_O que fazer_:
1/ Reproduza do texto de origem tudo o que vai de "A responsabilização penal" até "Lei nº 9.605/98.", sem alterar nada.
2/ Indique todos os tipos de responsabilidade jurídica que o texto de origem menciona.

_Texto de origem_:
* * *

Opinião
Reconfiguração de pessoa jurídica e extinção da punibilidade em crime ambiental
por Ana Maria Moreira Marchesan
segunda-feira, 29 de setembro de 2025, 14h41
A Constituição de 1988 inovou ao prever expressamente a responsabilidade penal da pessoa jurídica por crimes ambientais (artigo 225, § 3º), evidenciando a centralidade da proteção ambiental no ordenamento jurídico. Essa opção legislativa, em vez de reforçar apenas a responsabilidade civil ou administrativa, introduziu uma estratégia penal voltada à responsabilização de entes morais, especialmente no contexto da ordem econômica fundada na livre iniciativa e propriedade privada (artigo 170).
A responsabilização penal da pessoa jurídica, por não se limitar à lógica contábil, impõe um estigma social que transcende os prejuízos financeiros. A Constituição também estabeleceu um dever de criminalização das condutas lesivas ao meio ambiente, incumbindo ao legislador infraconstitucional a criação de normas específicas, o que se concretizou com a promulgação da Lei nº 9.605/98.

* * *

_Listagem_:
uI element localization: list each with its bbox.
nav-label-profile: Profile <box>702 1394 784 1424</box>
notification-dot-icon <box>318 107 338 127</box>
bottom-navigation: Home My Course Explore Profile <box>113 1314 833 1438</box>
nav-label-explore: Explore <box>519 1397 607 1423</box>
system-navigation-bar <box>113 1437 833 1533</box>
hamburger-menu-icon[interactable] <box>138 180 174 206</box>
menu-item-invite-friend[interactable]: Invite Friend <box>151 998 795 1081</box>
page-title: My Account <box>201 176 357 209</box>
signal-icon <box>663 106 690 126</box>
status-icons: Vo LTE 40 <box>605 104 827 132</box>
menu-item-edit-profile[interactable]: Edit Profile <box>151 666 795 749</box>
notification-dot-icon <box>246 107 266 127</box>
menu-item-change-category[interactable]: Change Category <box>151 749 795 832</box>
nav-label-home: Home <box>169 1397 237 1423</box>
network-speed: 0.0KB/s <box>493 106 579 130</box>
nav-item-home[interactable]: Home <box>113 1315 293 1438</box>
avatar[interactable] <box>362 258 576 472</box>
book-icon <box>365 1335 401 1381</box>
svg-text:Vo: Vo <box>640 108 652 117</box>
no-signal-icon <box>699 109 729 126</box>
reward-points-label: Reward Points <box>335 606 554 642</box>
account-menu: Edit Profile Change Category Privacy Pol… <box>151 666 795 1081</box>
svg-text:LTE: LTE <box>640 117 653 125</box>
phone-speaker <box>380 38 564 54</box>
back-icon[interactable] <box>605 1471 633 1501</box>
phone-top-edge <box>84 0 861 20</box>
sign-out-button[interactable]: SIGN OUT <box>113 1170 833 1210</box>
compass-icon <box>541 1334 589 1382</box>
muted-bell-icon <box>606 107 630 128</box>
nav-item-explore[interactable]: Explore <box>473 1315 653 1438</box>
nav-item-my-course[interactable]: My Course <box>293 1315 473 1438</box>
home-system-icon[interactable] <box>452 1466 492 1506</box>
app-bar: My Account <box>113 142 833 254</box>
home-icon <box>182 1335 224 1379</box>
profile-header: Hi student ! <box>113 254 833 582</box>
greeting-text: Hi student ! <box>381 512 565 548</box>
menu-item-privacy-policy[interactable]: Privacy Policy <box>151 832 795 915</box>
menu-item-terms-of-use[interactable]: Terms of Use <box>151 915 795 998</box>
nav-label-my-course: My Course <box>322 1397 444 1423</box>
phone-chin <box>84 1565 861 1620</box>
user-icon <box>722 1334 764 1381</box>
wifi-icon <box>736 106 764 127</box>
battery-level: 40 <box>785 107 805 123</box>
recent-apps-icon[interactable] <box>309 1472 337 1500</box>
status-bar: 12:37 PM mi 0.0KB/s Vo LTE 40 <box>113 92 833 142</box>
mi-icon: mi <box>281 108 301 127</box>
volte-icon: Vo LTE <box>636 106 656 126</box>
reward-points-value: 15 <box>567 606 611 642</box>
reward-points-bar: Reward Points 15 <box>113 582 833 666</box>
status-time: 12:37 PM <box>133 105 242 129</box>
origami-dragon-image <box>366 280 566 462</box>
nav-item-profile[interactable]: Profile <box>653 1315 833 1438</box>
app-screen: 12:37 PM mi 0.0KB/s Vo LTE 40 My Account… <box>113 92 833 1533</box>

* * *

_Respostas esperadas_:
1/
A responsabilização penal da pessoa jurídica, por não se limitar à lógica contábil, impõe um estigma social que transcende os prejuízos financeiros. A Constituição também estabeleceu um dever de criminalização das condutas lesivas ao meio ambiente, incumbindo ao legislador infraconstitucional a criação de normas específicas, o que se concretizou com a promulgação da Lei nº 9.605/98.

2/ Responsabilidade penal, responsabilidade civil e responsabilidade administrativa.